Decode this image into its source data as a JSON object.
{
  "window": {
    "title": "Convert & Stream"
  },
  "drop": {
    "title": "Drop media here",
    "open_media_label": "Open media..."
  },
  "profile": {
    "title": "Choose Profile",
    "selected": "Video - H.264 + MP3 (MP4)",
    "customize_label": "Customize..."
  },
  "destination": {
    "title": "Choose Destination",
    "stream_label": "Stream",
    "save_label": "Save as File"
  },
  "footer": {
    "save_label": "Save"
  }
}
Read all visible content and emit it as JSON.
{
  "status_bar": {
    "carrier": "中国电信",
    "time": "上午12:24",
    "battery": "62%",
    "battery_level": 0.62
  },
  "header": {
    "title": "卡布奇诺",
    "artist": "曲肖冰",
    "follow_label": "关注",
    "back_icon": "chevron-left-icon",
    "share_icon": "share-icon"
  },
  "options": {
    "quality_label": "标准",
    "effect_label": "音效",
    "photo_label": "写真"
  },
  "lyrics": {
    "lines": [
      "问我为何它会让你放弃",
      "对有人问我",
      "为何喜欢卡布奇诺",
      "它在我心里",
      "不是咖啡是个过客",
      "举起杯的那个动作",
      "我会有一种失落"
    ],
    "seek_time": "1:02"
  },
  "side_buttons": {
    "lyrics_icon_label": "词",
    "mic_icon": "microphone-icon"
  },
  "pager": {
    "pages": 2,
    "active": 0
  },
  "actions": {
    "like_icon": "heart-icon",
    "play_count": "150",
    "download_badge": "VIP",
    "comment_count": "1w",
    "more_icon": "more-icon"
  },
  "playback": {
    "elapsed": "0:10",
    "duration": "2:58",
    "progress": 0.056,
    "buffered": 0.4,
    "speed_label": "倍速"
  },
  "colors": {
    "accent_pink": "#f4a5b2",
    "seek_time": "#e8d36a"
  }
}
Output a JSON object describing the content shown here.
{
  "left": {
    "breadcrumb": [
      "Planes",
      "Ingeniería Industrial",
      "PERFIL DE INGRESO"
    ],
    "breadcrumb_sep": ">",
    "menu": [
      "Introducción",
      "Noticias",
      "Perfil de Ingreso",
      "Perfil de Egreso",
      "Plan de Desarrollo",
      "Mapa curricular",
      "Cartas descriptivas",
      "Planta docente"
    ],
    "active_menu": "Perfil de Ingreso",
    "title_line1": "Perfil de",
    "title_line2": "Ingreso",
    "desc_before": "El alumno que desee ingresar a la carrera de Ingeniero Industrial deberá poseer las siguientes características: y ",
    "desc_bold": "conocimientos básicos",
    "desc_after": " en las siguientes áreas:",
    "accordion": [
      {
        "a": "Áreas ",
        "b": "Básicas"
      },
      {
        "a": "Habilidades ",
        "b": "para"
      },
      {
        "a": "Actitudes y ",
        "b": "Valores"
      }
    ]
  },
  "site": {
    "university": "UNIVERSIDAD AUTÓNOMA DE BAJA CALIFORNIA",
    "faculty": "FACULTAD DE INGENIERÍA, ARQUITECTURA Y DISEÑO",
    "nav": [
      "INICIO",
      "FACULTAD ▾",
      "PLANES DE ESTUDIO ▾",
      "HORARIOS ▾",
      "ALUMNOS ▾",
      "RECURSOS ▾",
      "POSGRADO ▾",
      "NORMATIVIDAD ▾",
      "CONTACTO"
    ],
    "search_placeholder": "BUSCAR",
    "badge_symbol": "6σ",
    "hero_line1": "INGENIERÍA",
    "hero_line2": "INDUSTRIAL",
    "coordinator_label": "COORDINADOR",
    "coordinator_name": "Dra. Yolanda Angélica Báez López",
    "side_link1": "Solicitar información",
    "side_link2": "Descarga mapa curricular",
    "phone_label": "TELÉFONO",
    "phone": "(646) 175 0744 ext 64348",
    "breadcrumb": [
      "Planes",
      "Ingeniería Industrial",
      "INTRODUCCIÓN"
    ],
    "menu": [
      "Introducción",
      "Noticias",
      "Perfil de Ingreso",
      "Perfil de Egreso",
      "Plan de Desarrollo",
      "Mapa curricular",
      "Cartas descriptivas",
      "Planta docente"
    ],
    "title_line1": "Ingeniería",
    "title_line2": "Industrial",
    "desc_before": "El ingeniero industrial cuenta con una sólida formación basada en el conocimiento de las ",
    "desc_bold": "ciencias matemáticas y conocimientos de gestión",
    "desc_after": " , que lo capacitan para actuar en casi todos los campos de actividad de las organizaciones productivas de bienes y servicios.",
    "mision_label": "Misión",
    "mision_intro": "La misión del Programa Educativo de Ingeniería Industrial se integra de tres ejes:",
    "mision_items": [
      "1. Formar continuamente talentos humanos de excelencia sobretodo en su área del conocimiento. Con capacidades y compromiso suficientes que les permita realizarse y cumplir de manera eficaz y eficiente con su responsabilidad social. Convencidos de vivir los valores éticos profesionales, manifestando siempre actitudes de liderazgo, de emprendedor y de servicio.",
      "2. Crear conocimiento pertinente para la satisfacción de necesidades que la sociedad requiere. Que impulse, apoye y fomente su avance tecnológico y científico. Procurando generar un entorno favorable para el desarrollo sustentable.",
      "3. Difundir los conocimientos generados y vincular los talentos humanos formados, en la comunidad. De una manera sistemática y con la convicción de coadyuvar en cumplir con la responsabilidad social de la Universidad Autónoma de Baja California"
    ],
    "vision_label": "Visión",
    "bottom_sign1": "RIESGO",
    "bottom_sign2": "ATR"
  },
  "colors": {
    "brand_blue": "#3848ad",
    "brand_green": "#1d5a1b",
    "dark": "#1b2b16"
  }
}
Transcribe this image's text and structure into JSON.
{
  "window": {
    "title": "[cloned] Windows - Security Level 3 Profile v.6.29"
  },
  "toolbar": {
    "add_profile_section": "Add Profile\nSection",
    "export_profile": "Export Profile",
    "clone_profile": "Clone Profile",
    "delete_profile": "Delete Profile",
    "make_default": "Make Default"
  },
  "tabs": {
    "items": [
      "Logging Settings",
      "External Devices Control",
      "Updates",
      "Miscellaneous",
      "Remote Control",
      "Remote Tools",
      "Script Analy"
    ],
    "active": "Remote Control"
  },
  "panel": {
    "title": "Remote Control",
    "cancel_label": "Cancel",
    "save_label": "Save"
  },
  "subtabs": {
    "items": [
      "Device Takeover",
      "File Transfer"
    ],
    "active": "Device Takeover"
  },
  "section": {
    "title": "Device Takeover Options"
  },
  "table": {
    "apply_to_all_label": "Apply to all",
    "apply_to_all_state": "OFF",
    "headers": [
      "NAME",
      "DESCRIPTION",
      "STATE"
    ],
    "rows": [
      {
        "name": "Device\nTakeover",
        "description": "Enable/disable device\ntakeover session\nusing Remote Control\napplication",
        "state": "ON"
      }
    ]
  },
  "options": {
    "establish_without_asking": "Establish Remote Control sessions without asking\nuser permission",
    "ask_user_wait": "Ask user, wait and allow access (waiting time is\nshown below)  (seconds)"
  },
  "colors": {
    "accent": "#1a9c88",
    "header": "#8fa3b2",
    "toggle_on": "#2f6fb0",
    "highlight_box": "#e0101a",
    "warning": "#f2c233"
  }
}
######
Objective - Report each line in the data that holds the word "here".

The reply -
    "title": "Drop media here",
Output a JSON object describing the content shown here.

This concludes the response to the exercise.